WHAT YOU WILL DO |
1. Do these statements agree with the speech on Gonski school funding? (a) The member for Lyne spoke for 15 minutes. (b) St Luke's School charges about $2,000 in fees. (c) Our Lady of Lourdes is due to lose $576 per student. Answer yes or no for each, quoting the deciding words.
2. Can you resume the speech on Gonski school funding from its last sentence?

DOCUMENT TEXT |
Mr TUDGE (Aston) (16:13): There is a lot of hypocrisy that we have to put up with in this chamber, coming from the other side of the House, but perhaps the greatest hypocrisy we have seen today has come from the member for Lyne. We heard the member for Lyne speak for 15 minutes almost exclusively on issues concerned with chambers other than this one. In front of us today, the government has proposals to implement the Gonski review—a government the member for Lyne is holding up—whose proposals would see 3,254 schools lose funding. This is the main game in front of us today, because the predominant funding which is provided from the federal government to Catholic and independent schools, and the minority funding to public schools, is in front of us now. When the government signs off on this agreement, when this parliament passes this agreement, it will lock in funding for the next four years.

What this agreement is likely to do, according to analysis done by departments of education and the independent and Catholic school sectors, is that 3,254 schools are going to lose their funding. Hundreds of schools in regional Australia are going to be targeted. Very low fee Catholic schools in my electorate are going to be targeted. For example, St Luke's School, a small Catholic school in my electorate, which charges about $1,000 in fees, is going to lose $756 per student under the proposals which the minister just said that he was keen to implement. Our Lady of Lourdes, another small Catholic school in my electorate, is due to lose $576 per student under these proposals.

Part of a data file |

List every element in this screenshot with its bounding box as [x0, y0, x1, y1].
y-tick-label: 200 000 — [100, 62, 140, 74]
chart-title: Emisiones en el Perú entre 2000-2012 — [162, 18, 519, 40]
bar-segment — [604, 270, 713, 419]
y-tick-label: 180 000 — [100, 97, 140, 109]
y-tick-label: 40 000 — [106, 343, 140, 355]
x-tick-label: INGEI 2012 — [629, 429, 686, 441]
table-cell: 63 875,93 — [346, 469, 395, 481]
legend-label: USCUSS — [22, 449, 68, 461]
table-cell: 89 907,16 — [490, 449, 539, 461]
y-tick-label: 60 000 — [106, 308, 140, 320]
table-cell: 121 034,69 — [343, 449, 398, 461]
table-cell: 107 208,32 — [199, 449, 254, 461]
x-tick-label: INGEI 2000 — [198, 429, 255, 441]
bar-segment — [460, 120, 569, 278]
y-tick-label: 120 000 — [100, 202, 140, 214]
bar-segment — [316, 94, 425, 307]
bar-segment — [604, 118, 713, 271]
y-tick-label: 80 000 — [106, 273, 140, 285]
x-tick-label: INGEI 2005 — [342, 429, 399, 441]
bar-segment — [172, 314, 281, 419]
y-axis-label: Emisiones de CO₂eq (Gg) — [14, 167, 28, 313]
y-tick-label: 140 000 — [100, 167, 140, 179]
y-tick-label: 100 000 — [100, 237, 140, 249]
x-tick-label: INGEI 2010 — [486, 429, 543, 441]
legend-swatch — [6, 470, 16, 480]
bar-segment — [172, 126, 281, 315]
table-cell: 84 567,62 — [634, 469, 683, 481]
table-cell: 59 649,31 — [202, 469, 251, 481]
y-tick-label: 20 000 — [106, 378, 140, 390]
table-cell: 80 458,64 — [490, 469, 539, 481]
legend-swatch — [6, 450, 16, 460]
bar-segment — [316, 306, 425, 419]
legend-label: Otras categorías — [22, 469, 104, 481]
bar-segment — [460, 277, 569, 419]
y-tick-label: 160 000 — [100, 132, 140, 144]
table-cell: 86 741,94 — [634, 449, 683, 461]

IN RESPONSE |
1.
(a) Yes: "We heard the member for Lyne speak for 15 minutes"
(b) No: "which charges about $1,000 in fees"
(c) Yes: "is due to lose $576 per student under these proposals"

2.
According to the modelling which has been done by the independent and Catholic school sectors and the education department, in the electorate of the member for Lyne, the member who moved this motion, there are 22 schools that would lose funding under the proposals that are currently being considered by the government. Bobin Public School, for example, is going to lose $135,000 and Taree Public School is going to lose $694,000. I would be pleased to table this list for the benefit of the member for Lyne so he can see the schools in his electorate that are potentially under threat if the government moves forward with the proposals that are in front of it today.

The front page of the Sunday Tasmanianhas the headline 'Gonski hit list'—more than 80 Tasmanian Catholic and government schools would lose funding under the proposals. This is what is in front of us today, in this chamber, proposed by this government with the support of the member for Lyne. But he did not mention that once in his 15-minute address. Instead he spent his entire time talking about activities which are going on in other parliaments in this nation over which he has no control.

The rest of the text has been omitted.